Task instructions: Copy every one of the following items line for line, keeping each character unchanged.

Raw records:
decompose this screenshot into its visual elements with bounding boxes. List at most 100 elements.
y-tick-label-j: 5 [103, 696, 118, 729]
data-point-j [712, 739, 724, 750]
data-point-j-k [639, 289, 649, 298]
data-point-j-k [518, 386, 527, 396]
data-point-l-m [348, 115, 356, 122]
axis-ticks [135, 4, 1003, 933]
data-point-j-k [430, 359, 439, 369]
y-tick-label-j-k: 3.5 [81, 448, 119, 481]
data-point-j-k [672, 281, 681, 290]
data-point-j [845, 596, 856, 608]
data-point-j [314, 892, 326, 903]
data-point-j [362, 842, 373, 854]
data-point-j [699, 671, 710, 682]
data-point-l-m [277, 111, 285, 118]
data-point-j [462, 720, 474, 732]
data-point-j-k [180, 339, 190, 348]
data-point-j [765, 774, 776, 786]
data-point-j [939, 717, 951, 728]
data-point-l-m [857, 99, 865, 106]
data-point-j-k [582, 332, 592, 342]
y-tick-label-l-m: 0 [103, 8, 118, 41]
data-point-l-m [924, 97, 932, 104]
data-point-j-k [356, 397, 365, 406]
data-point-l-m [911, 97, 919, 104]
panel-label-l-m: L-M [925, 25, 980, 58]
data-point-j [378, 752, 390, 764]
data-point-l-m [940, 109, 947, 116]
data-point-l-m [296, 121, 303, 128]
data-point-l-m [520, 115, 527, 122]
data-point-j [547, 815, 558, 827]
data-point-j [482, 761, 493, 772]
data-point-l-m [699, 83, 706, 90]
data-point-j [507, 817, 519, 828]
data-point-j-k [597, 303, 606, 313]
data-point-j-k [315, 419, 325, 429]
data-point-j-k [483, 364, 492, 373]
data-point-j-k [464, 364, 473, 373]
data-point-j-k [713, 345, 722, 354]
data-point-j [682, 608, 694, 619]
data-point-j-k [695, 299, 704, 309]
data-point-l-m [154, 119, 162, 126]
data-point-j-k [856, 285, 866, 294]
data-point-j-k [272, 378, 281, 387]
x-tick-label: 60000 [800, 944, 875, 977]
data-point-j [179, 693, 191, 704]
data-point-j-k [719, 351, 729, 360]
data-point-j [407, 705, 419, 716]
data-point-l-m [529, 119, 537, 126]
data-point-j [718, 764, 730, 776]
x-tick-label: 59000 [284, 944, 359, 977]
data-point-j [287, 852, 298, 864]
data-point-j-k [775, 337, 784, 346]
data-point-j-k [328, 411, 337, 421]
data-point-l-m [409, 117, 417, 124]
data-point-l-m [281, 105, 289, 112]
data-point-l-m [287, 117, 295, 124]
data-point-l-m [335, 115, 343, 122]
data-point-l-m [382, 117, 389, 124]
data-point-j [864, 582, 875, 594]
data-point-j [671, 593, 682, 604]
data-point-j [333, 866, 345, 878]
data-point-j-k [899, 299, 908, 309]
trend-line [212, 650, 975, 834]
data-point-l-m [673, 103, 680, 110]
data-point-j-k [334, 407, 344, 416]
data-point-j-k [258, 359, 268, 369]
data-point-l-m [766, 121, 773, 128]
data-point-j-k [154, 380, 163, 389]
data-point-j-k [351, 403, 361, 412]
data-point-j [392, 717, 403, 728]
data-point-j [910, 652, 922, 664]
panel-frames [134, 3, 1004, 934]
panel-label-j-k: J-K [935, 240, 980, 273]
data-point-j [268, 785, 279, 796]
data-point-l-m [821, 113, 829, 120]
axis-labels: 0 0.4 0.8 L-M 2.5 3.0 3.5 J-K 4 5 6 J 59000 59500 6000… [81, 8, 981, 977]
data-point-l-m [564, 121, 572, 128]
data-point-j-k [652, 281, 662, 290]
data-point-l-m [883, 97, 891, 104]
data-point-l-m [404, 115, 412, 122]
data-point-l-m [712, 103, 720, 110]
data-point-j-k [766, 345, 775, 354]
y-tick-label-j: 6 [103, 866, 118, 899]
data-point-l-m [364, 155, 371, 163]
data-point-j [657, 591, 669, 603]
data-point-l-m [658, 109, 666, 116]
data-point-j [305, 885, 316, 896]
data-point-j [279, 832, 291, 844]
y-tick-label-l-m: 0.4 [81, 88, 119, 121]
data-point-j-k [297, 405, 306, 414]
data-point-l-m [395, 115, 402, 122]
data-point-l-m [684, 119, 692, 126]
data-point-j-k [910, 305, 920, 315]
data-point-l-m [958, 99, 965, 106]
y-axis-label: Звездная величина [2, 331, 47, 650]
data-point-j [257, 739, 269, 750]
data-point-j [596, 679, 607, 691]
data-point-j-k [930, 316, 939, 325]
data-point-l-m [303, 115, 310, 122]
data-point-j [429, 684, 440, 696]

Exercise result:
decompose this screenshot into its visual elements with bounding boxes. List at most 100 elements.
y-tick-label-j: 5 [103, 696, 118, 729]
data-point-j [712, 739, 724, 750]
data-point-j-k [639, 289, 649, 298]
data-point-j-k [518, 386, 527, 396]
data-point-l-m [348, 115, 356, 122]
axis-ticks [135, 4, 1003, 933]
data-point-j-k [430, 359, 439, 369]
y-tick-label-j-k: 3.5 [81, 448, 119, 481]
data-point-j-k [672, 281, 681, 290]
data-point-j [845, 596, 856, 608]
data-point-j [314, 892, 326, 903]
data-point-j [362, 842, 373, 854]
data-point-j [699, 671, 710, 682]
data-point-l-m [277, 111, 285, 118]
data-point-j [462, 720, 474, 732]
data-point-j-k [180, 339, 190, 348]
data-point-j [765, 774, 776, 786]
data-point-j [939, 717, 951, 728]
data-point-l-m [857, 99, 865, 106]
data-point-j-k [582, 332, 592, 342]
y-tick-label-l-m: 0 [103, 8, 118, 41]
data-point-l-m [924, 97, 932, 104]
data-point-j-k [356, 397, 365, 406]
data-point-l-m [911, 97, 919, 104]
panel-label-l-m: L-M [925, 25, 980, 58]
data-point-j [378, 752, 390, 764]
data-point-l-m [940, 109, 947, 116]
data-point-l-m [296, 121, 303, 128]
data-point-l-m [520, 115, 527, 122]
data-point-j [547, 815, 558, 827]
data-point-j [482, 761, 493, 772]
data-point-l-m [699, 83, 706, 90]
data-point-j [507, 817, 519, 828]
data-point-j-k [597, 303, 606, 313]
data-point-j-k [315, 419, 325, 429]
data-point-j-k [483, 364, 492, 373]
data-point-j-k [464, 364, 473, 373]
data-point-j-k [713, 345, 722, 354]
data-point-j [682, 608, 694, 619]
data-point-j-k [695, 299, 704, 309]
data-point-l-m [154, 119, 162, 126]
data-point-j-k [856, 285, 866, 294]
data-point-j-k [272, 378, 281, 387]
x-tick-label: 60000 [800, 944, 875, 977]
data-point-j [179, 693, 191, 704]
data-point-j-k [719, 351, 729, 360]
data-point-j [407, 705, 419, 716]
data-point-l-m [529, 119, 537, 126]
data-point-j [718, 764, 730, 776]
x-tick-label: 59000 [284, 944, 359, 977]
data-point-j [287, 852, 298, 864]
data-point-j-k [775, 337, 784, 346]
data-point-j-k [328, 411, 337, 421]
data-point-l-m [409, 117, 417, 124]
data-point-l-m [281, 105, 289, 112]
data-point-l-m [287, 117, 295, 124]
data-point-l-m [335, 115, 343, 122]
data-point-l-m [382, 117, 389, 124]
data-point-j [864, 582, 875, 594]
data-point-j [671, 593, 682, 604]
data-point-j [333, 866, 345, 878]
data-point-j-k [899, 299, 908, 309]
trend-line [212, 650, 975, 834]
data-point-l-m [673, 103, 680, 110]
data-point-j-k [334, 407, 344, 416]
data-point-j-k [258, 359, 268, 369]
data-point-l-m [766, 121, 773, 128]
data-point-j-k [154, 380, 163, 389]
data-point-j-k [351, 403, 361, 412]
data-point-j [392, 717, 403, 728]
data-point-j [910, 652, 922, 664]
panel-frames [134, 3, 1004, 934]
panel-label-j-k: J-K [935, 240, 980, 273]
data-point-j [268, 785, 279, 796]
data-point-l-m [821, 113, 829, 120]
axis-labels: 0 0.4 0.8 L-M 2.5 3.0 3.5 J-K 4 5 6 J 59000 59500 6000… [81, 8, 981, 977]
data-point-l-m [564, 121, 572, 128]
data-point-j-k [652, 281, 662, 290]
data-point-l-m [883, 97, 891, 104]
data-point-l-m [404, 115, 412, 122]
data-point-l-m [712, 103, 720, 110]
data-point-j-k [766, 345, 775, 354]
y-tick-label-j: 6 [103, 866, 118, 899]
data-point-l-m [364, 155, 371, 163]
data-point-j [657, 591, 669, 603]
data-point-l-m [658, 109, 666, 116]
data-point-j [305, 885, 316, 896]
data-point-j [279, 832, 291, 844]
y-tick-label-l-m: 0.4 [81, 88, 119, 121]
data-point-j-k [297, 405, 306, 414]
data-point-l-m [395, 115, 402, 122]
data-point-l-m [684, 119, 692, 126]
data-point-j-k [910, 305, 920, 315]
data-point-l-m [958, 99, 965, 106]
y-axis-label: Звездная величина [2, 331, 47, 650]
data-point-j [257, 739, 269, 750]
data-point-j [596, 679, 607, 691]
data-point-j-k [930, 316, 939, 325]
data-point-l-m [303, 115, 310, 122]
data-point-j [429, 684, 440, 696]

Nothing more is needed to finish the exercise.